» **WRITTEN TASK**: Output the records. Match them exactly.

-.-.-

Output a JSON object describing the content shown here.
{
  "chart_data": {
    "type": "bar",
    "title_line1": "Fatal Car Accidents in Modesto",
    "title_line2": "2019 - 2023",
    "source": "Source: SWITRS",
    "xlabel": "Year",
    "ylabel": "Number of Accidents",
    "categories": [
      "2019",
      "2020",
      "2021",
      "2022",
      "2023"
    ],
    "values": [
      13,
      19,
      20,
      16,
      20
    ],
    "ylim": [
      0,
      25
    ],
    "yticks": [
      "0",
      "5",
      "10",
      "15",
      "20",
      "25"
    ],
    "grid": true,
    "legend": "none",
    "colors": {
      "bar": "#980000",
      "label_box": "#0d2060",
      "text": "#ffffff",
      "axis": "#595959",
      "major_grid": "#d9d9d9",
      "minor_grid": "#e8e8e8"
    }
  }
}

-.-.-

» **ANSWER TO THE PROBLEM**:
Output a JSON object describing the content shown here.
{
  "chart_data": {
    "type": "bar",
    "title_line1": "Fatal Car Accidents in Modesto",
    "title_line2": "2019 - 2023",
    "source": "Source: SWITRS",
    "xlabel": "Year",
    "ylabel": "Number of Accidents",
    "categories": [
      "2019",
      "2020",
      "2021",
      "2022",
      "2023"
    ],
    "values": [
      13,
      19,
      20,
      16,
      20
    ],
    "ylim": [
      0,
      25
    ],
    "yticks": [
      "0",
      "5",
      "10",
      "15",
      "20",
      "25"
    ],
    "grid": true,
    "legend": "none",
    "colors": {
      "bar": "#980000",
      "label_box": "#0d2060",
      "text": "#ffffff",
      "axis": "#595959",
      "major_grid": "#d9d9d9",
      "minor_grid": "#e8e8e8"
    }
  }
}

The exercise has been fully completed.